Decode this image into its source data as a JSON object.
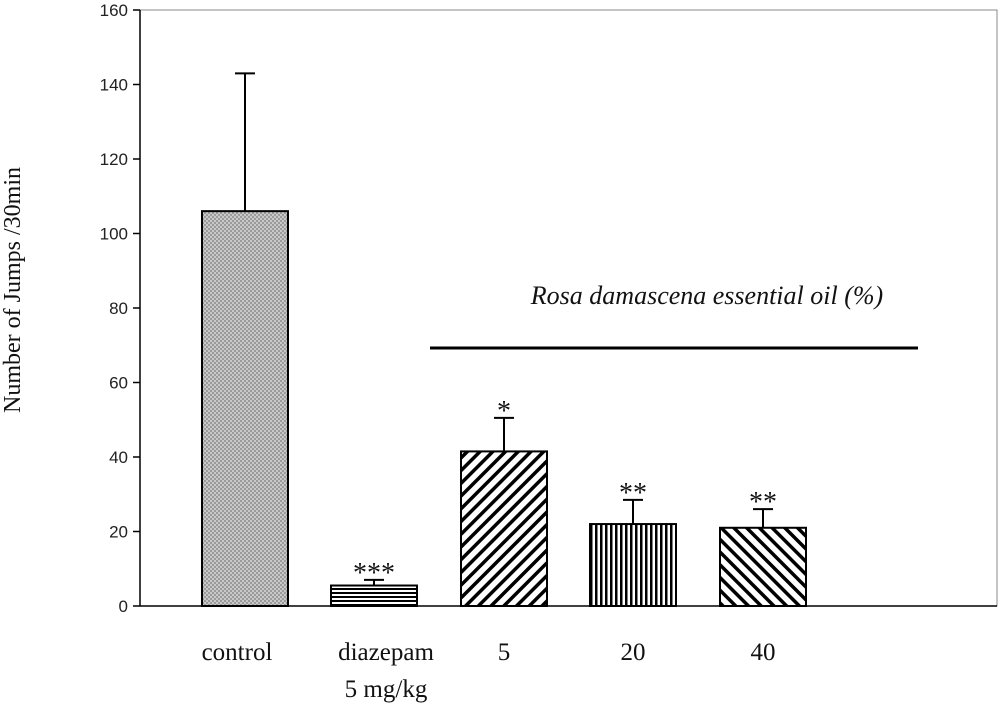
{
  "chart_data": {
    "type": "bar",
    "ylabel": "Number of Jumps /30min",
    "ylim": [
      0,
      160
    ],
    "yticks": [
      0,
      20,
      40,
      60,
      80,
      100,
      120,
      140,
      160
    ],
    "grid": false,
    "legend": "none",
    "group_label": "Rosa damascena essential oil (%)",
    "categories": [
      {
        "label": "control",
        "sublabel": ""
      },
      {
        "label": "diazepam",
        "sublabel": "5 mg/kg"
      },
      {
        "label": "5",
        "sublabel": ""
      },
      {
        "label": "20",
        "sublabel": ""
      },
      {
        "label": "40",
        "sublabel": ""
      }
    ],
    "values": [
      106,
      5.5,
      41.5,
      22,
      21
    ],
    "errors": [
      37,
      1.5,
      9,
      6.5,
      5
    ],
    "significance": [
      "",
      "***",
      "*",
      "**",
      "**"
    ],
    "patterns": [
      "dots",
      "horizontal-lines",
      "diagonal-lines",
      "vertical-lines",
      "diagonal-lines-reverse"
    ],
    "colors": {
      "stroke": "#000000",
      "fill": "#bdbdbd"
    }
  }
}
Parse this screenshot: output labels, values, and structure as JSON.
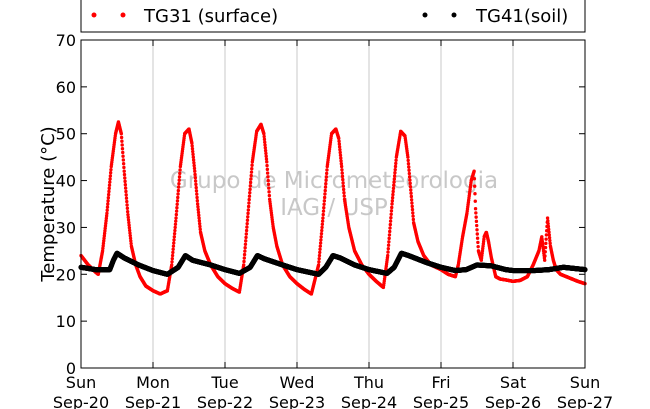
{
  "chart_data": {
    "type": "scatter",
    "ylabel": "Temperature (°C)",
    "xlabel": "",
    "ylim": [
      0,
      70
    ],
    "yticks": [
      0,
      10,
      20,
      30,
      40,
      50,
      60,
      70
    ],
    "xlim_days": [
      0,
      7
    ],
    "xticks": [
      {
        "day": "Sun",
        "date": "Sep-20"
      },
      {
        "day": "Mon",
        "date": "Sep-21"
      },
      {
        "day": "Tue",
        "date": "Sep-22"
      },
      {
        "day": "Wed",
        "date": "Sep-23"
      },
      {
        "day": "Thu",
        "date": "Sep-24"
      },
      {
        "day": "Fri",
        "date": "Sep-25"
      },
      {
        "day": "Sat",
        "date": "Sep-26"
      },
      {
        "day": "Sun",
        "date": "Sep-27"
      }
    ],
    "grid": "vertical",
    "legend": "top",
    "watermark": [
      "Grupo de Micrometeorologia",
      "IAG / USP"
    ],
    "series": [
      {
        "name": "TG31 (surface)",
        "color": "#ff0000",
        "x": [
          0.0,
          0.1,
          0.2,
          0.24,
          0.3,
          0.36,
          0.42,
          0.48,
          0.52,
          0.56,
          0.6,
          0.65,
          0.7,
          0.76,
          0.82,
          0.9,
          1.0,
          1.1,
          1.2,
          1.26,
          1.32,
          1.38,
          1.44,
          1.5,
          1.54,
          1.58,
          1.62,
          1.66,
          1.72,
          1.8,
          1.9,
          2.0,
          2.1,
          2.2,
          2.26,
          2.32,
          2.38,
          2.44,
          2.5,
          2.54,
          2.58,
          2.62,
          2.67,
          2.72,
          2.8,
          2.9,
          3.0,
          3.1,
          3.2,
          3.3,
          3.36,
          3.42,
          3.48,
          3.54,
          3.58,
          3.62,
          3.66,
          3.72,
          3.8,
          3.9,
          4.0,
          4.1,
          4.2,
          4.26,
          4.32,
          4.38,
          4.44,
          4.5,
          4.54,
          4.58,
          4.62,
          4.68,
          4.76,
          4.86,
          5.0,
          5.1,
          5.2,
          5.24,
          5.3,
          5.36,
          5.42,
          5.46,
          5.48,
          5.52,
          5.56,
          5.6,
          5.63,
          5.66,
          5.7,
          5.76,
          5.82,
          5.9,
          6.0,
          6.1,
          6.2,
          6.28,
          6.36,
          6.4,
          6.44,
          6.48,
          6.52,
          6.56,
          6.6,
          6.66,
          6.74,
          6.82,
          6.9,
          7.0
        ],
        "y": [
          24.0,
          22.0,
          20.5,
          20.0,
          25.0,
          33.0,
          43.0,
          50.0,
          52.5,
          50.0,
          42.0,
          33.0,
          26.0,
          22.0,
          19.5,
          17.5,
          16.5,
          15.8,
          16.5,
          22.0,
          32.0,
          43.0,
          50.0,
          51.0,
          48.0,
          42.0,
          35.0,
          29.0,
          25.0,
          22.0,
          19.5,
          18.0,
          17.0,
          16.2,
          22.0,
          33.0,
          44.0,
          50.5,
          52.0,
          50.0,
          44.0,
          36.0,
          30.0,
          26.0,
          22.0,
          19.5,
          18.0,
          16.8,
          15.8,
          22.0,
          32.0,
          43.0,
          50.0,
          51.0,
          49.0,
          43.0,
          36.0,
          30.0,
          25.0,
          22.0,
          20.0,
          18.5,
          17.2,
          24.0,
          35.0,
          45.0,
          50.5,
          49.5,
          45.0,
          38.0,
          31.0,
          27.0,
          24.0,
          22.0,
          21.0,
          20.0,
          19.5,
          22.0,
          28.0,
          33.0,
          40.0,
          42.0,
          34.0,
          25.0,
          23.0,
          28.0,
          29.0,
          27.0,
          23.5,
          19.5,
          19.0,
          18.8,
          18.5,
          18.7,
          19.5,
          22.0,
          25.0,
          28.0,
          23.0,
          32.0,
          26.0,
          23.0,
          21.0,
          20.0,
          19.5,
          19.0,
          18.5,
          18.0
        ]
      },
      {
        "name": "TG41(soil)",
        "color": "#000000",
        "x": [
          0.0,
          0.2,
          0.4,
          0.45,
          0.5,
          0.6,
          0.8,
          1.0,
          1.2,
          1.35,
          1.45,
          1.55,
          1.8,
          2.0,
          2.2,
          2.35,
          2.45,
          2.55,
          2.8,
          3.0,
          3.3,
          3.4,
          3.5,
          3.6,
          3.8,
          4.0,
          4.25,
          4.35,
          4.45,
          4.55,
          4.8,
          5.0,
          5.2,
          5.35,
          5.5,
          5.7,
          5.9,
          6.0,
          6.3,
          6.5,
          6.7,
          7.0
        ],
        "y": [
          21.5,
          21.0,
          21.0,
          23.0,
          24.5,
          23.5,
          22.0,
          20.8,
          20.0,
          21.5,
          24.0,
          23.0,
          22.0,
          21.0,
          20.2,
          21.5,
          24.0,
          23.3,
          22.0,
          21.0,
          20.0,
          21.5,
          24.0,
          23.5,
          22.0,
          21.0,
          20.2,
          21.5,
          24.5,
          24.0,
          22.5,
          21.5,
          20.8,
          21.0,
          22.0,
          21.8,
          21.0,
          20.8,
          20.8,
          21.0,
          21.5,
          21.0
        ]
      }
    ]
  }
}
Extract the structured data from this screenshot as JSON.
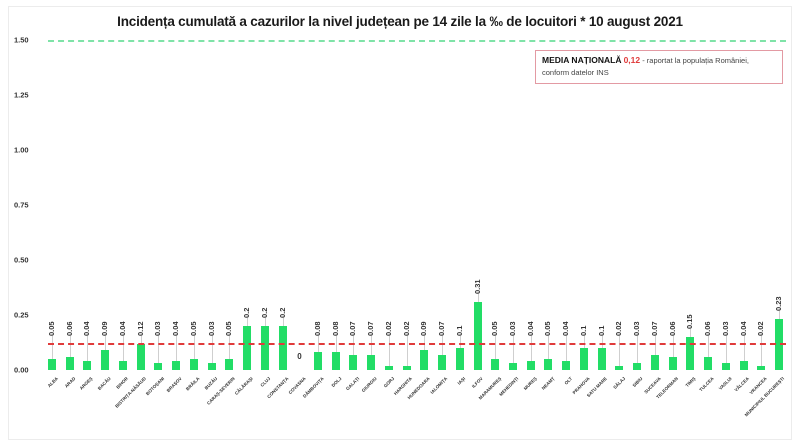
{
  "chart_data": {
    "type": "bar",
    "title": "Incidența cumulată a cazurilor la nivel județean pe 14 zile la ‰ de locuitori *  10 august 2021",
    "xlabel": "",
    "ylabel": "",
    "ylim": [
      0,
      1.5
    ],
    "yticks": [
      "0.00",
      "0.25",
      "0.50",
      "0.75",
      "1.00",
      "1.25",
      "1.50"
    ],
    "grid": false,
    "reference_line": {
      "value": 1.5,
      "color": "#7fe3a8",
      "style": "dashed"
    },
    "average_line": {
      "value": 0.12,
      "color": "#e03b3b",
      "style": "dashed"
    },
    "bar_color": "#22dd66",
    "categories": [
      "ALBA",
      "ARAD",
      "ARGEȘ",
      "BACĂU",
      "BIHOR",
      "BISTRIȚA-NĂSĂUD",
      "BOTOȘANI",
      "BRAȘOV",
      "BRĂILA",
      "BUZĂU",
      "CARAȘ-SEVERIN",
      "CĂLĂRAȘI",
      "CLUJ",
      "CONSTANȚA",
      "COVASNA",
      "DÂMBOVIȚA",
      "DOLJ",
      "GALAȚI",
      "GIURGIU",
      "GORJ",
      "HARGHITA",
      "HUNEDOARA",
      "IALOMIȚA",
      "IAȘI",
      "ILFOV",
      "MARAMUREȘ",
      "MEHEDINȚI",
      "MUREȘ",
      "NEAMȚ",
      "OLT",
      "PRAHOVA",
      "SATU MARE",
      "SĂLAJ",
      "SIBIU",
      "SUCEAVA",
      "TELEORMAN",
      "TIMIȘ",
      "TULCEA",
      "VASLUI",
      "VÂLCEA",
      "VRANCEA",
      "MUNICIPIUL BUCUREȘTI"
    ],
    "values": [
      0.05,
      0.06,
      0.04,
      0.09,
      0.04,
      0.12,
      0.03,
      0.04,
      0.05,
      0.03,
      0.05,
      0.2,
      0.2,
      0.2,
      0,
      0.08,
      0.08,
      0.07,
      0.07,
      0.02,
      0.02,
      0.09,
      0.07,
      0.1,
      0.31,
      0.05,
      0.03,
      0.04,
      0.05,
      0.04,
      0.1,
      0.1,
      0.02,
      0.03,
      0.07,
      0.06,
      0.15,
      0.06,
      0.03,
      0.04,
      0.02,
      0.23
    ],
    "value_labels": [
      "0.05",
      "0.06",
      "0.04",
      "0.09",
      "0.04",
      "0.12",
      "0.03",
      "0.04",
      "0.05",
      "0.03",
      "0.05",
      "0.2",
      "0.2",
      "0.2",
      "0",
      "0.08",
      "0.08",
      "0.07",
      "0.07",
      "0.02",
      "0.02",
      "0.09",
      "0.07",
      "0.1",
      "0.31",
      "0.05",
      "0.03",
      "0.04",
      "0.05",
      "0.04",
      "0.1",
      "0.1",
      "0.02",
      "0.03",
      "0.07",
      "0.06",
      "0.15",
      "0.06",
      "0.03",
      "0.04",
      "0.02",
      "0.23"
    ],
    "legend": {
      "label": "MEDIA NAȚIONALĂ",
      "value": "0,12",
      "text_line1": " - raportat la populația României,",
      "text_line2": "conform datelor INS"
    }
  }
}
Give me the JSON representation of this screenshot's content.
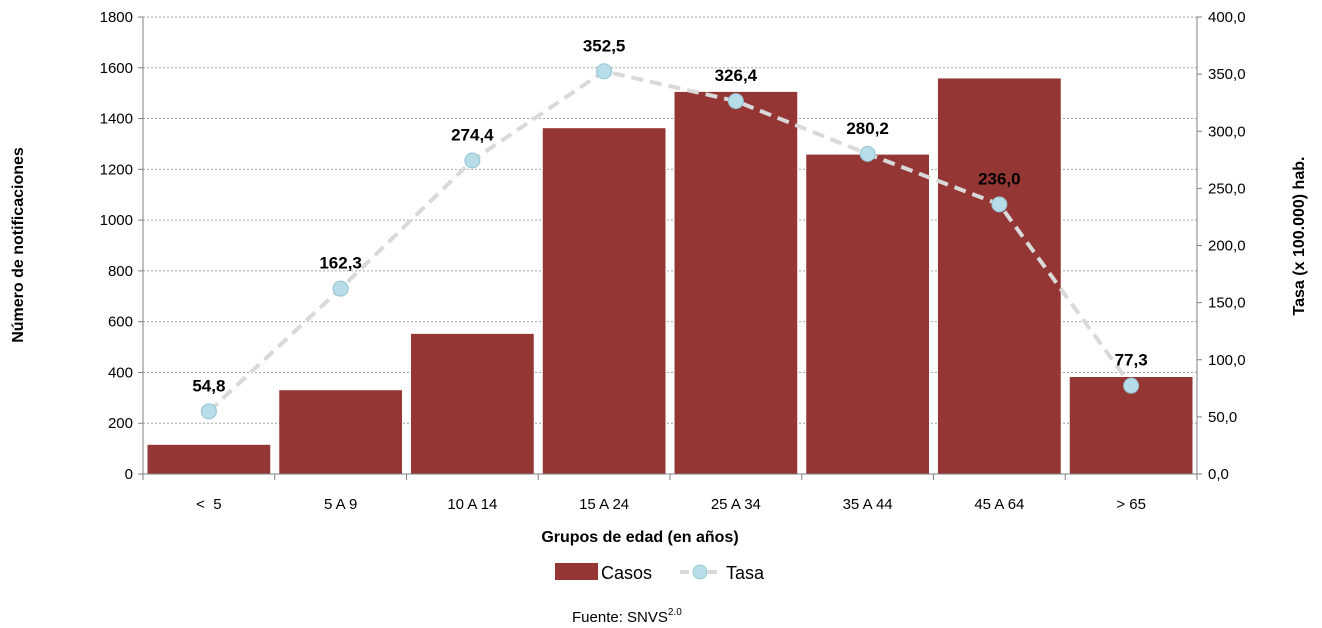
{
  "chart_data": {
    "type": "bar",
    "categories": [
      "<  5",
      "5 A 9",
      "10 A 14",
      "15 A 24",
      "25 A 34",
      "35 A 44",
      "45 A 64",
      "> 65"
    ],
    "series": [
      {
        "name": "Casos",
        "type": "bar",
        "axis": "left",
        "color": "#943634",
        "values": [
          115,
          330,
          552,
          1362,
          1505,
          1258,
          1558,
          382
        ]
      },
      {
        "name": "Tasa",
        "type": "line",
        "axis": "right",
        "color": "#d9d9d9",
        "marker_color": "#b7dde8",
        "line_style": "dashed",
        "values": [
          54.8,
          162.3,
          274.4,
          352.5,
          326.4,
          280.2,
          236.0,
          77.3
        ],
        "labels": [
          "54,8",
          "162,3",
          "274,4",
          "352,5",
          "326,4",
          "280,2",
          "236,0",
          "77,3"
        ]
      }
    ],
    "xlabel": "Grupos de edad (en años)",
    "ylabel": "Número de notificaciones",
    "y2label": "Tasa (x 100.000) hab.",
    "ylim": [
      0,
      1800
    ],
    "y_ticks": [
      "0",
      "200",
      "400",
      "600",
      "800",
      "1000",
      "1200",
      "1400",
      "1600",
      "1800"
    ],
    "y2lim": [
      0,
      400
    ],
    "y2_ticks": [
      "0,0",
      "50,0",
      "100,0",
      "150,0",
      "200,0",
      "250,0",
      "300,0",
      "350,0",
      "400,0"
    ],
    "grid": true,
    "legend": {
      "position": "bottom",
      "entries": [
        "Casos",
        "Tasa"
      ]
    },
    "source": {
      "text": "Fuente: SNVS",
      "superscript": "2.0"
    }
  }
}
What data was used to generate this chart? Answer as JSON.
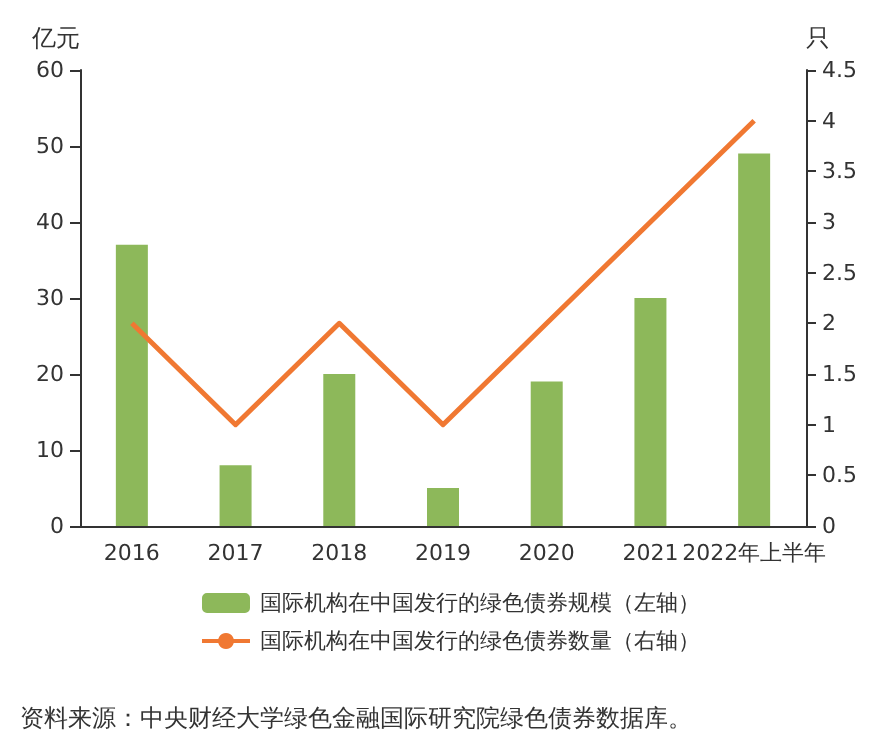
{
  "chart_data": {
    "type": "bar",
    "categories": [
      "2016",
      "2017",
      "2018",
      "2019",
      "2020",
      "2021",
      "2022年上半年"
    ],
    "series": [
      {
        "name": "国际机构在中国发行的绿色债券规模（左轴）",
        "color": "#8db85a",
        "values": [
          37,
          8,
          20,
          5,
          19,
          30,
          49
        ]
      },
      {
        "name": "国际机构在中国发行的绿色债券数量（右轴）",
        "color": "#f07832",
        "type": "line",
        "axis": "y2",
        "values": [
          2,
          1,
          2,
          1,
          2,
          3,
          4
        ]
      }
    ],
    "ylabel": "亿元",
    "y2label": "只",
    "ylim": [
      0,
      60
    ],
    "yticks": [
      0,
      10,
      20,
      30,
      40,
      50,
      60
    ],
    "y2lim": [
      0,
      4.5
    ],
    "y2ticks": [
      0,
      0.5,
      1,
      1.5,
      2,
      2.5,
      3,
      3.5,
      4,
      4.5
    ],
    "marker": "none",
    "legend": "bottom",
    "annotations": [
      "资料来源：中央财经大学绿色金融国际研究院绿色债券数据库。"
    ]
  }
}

**Exercise**: Filter the entries down to the lines containing "legend". Copy each of those lines.

**Written answer**:
    "legend": "none",
    "legend": "top",
    "legend": {
    "legend": {
    "legend": "bottom",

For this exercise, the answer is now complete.